-- Reading passage follows --

“When I am doing work that is a true expression of myself, such as working on a poem or teaching my writing class, I do not feel guilty about it. But when I am doing something that takes me (or my attention) away from my son and that is also inauthentic in some way (e.g., spacing out at the computer — which is why I’m learning to turn the computer off when I’m not using it), then I do feel guilty. So in some sense, my guilt is something to listen to. But not because it’s telling me that I’m selfish, but because it’s telling me that my priorities are awry in some way.”
Rachael makes such a good point! While lots of us do experience misplaced guilt when we take care of ourselves, that uncomfortable “I shouldn’t be doing this” feeling can also be an important barometer to let us know that the way we’re spending our time isn’t really lining up with our priorities or values.
I love that Rachael used the phrase “spacing out,” because I know that when I feel guilty for being on the computer, it’s usually because I am not really present. I’m mindlessly clicking, clicking, clicking, trying to distract my brain. Or sometimes, just waiting for something more interesting to happen…instead of making something more interesting happen. (Which might, you know, require getting up and walking away from the computer.)

-- Reading passage concluded --

■ Work request
Extend the piece on guilt and time spent at the computer, starting after its final sentence. The data is from a separate, unrelated source.

-- Listed records follows --

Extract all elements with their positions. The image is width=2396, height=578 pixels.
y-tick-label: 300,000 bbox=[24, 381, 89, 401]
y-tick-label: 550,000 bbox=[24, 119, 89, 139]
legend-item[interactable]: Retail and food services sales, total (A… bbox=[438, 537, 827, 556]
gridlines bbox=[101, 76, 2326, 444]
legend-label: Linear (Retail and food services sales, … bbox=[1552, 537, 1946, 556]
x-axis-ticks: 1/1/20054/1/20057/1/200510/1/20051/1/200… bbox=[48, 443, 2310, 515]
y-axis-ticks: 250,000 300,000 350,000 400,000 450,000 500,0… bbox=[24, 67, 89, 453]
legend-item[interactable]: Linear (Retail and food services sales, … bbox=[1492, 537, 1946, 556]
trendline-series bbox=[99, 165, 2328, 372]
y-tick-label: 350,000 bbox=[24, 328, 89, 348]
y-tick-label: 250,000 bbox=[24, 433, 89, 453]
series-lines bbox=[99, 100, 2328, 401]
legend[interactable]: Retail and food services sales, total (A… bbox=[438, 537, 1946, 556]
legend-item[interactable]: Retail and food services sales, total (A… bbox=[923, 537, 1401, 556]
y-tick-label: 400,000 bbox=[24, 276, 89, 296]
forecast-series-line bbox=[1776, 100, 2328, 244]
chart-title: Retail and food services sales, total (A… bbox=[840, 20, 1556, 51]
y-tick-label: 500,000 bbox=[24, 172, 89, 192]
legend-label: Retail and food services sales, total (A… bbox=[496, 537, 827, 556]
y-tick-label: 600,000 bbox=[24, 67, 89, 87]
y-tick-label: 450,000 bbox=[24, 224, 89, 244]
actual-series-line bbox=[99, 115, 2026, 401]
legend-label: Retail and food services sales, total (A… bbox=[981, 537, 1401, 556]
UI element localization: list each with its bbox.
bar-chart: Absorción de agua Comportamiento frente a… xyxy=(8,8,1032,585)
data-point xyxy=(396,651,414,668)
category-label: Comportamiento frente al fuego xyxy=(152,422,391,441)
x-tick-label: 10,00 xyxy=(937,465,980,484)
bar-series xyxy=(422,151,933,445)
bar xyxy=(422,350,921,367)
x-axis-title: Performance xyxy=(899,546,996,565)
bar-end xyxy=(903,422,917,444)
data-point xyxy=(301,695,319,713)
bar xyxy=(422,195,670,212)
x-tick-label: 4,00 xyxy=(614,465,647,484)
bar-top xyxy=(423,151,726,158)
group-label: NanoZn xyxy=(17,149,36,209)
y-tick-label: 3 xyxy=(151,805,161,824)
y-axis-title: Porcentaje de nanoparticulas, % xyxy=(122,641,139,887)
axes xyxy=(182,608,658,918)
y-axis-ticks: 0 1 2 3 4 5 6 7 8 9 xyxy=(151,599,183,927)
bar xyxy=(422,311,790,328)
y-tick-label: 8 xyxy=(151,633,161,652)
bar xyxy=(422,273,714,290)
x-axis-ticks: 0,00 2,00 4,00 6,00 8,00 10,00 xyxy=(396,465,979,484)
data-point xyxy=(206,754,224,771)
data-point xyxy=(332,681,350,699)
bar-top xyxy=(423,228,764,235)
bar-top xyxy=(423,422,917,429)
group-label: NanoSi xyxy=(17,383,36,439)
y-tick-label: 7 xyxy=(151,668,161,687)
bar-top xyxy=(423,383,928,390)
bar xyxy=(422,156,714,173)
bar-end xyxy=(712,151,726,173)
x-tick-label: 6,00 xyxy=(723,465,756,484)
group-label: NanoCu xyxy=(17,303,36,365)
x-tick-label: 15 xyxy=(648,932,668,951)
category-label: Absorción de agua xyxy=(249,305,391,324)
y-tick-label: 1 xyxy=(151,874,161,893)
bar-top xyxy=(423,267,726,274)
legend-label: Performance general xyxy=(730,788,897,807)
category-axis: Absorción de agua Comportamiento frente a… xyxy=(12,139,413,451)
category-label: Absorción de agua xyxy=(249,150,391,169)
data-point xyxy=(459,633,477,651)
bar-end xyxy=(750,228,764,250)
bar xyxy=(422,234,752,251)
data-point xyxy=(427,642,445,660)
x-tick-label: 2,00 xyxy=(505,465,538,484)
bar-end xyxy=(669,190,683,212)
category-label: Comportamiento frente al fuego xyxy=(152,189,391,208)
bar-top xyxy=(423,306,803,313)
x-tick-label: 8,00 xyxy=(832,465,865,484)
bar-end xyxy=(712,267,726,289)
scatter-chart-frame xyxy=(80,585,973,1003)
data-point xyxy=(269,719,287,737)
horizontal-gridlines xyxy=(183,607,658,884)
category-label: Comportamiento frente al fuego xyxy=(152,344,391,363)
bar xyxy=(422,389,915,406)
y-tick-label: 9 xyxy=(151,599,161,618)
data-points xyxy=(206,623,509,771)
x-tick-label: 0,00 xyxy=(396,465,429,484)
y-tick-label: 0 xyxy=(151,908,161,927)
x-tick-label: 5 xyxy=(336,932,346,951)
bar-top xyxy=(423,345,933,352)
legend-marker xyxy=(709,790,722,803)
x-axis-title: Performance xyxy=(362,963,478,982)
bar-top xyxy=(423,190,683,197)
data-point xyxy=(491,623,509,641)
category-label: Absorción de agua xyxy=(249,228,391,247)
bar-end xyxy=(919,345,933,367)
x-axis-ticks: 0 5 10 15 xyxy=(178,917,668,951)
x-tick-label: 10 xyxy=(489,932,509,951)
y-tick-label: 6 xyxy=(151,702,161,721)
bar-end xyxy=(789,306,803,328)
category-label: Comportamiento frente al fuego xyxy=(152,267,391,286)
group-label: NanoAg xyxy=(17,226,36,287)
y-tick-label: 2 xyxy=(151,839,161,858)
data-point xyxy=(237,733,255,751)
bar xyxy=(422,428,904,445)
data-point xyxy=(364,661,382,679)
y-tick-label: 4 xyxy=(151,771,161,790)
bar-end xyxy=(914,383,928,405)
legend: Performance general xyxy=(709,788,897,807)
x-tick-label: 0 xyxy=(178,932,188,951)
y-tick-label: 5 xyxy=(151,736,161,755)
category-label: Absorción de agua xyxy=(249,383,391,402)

-- Listed records concluded --

■ Response
Here’s an example: I used to have a daily habit of visiting celebrity gossip blogs. The particular blog I visited was particularly snarky, and admittedly, once in a while it was very funny. But most of the time, it was just mean-spirited. Plus, I don’t care at all about what celebrities wear, where they shop, or how they spend their time. In fact, more than half the time, I didn’t even know who the celebrities were. You might ask: “Then what were you doing frequenting a celebrity gossip blog?” Good question. Visiting this blog had become sheer, mindless habit; something to keep my fingers clicking when I had nothing better to do online but didn’t feel like, say, playing a game of Candyland or cleaning the toilet.
I’m not suggesting that there’s something wrong with you if you really do like keeping up with celebs, or that all our free time has to be filled with nothing but reading the classics or studying fine art. We all have our “guilty” pleasures and I believe brain candy is good for us-as long as we choose the right candy for us, and don’t over-indulge. For example, after a long, busy day, I love nothing more than to settle down in front of a half-hour of HGTV and ooh and ahh over French doors and crown molding. I feel peaceful, relaxed, and creative when I’m done. On the other hand, I began to notice an uncomfortable feeling in my stomach every time I visited the gossip blog. I ignored it for a while, because man, I really didn’t want to clean those toilets. But finally I tuned in to what my gut was trying to tell me, and no surprise: it was saying, “Hey! This has no value for you. It’s making you a smaller, pettier person. You have better things to do with your time. Close it.”
In other words, I wasn’t feeling guilty because I was reading the gossip blog instead of playing with my kids. I felt guilty because going there at all just wasn’t a valuable use of my time.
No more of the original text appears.